[What is expected] Only the lines holding the string "JSON" are needed. Copy each one.

[Items]
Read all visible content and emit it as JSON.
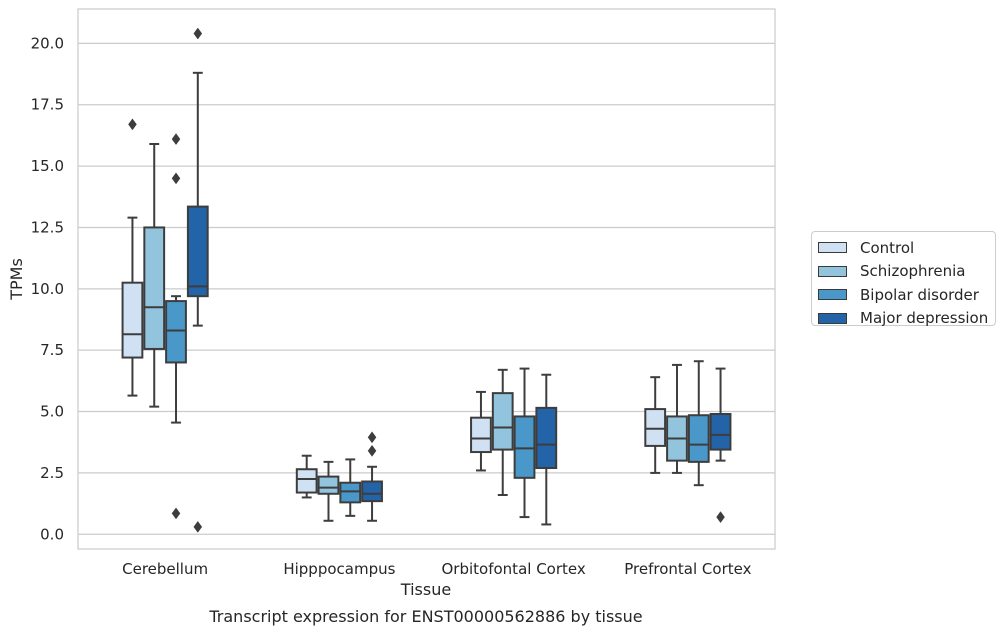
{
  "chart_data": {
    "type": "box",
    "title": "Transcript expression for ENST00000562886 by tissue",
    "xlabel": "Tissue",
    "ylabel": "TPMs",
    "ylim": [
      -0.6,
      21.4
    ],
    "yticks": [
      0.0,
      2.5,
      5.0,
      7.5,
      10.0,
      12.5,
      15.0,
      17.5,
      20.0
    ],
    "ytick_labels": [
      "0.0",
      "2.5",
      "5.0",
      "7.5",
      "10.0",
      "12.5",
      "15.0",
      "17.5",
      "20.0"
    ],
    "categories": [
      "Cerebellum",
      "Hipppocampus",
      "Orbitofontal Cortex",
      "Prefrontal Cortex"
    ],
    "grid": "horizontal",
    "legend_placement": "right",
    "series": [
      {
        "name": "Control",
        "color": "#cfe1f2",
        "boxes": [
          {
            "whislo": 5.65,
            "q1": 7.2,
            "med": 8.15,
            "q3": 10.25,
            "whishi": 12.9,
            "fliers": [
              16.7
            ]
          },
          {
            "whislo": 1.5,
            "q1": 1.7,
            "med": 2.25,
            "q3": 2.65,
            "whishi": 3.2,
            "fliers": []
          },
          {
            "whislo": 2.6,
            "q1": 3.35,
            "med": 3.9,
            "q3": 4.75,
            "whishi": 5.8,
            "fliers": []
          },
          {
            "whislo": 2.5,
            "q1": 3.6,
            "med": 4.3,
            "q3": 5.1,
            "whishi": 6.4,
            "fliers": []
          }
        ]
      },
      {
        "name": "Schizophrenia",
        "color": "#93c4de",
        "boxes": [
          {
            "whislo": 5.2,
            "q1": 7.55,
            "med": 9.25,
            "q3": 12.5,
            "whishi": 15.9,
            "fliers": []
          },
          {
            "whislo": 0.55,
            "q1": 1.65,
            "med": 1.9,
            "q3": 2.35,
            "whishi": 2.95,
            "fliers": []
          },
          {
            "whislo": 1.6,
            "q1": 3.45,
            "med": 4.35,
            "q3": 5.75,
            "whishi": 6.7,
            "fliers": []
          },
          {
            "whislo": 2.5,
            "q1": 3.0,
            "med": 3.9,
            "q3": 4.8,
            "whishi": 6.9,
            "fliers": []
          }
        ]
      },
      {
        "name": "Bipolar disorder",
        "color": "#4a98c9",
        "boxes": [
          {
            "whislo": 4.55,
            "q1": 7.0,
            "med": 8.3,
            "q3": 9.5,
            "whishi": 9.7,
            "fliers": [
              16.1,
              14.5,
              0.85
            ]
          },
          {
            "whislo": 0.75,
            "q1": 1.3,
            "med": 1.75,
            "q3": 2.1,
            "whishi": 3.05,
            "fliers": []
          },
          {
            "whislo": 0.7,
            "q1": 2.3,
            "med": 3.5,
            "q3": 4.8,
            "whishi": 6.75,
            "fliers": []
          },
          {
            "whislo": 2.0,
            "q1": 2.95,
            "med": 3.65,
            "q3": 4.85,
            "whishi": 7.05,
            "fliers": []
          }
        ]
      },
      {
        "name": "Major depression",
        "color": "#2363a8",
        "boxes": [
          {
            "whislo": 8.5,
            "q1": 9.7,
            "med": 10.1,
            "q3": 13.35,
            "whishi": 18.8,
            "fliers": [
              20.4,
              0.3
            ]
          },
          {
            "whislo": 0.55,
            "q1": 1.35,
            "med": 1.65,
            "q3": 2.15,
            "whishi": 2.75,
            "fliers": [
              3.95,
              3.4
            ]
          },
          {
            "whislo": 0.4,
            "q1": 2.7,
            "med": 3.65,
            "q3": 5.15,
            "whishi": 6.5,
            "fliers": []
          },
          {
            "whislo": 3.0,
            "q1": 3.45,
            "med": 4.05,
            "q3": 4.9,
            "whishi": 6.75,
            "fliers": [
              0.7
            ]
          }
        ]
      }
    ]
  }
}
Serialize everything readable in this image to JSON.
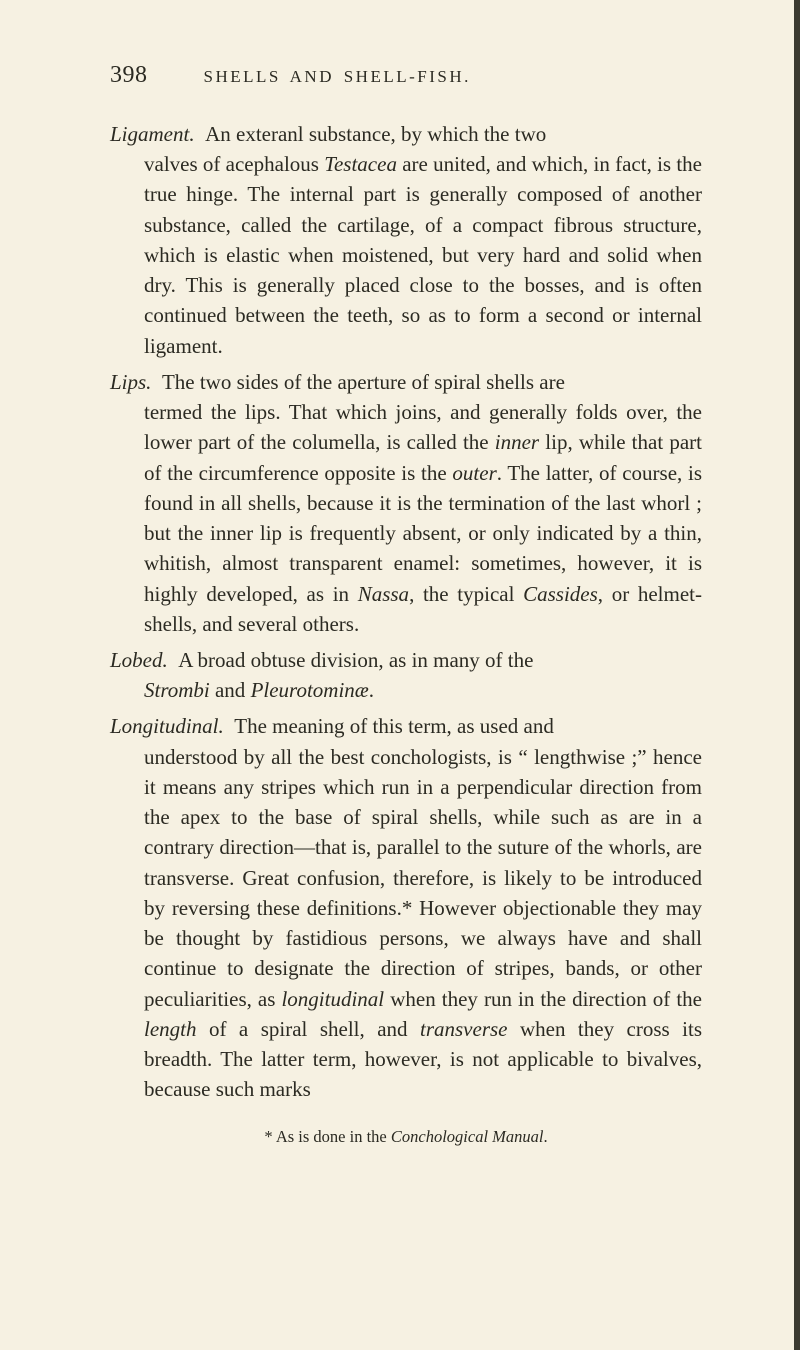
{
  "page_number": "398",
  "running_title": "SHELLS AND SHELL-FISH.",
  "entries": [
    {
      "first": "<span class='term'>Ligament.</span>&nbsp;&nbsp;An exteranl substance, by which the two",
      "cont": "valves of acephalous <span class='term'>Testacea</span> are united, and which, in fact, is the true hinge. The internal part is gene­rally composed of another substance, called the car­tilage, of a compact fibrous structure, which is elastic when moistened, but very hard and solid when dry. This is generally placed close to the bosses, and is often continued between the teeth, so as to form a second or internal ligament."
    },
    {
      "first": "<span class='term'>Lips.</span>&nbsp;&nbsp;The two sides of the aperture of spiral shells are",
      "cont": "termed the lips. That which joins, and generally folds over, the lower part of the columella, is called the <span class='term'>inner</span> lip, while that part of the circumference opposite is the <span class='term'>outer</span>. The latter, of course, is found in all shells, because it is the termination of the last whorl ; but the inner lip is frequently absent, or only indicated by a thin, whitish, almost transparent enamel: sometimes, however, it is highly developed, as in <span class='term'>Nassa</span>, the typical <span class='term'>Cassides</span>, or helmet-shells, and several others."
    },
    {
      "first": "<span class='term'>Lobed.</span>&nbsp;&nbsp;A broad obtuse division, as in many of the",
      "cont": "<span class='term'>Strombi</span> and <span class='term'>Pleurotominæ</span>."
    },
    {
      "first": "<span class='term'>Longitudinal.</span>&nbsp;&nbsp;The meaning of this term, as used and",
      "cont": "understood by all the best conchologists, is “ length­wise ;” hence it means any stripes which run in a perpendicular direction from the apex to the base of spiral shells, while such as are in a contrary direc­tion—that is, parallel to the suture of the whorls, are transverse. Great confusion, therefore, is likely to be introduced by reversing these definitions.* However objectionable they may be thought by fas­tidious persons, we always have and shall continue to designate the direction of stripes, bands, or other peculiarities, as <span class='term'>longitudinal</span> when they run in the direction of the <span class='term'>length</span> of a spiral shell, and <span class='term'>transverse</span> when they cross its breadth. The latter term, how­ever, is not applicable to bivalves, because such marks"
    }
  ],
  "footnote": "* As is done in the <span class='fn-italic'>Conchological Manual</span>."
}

[Expected answer]
Read all visible content and emit it as JSON.
Serialize everything readable in this image to JSON.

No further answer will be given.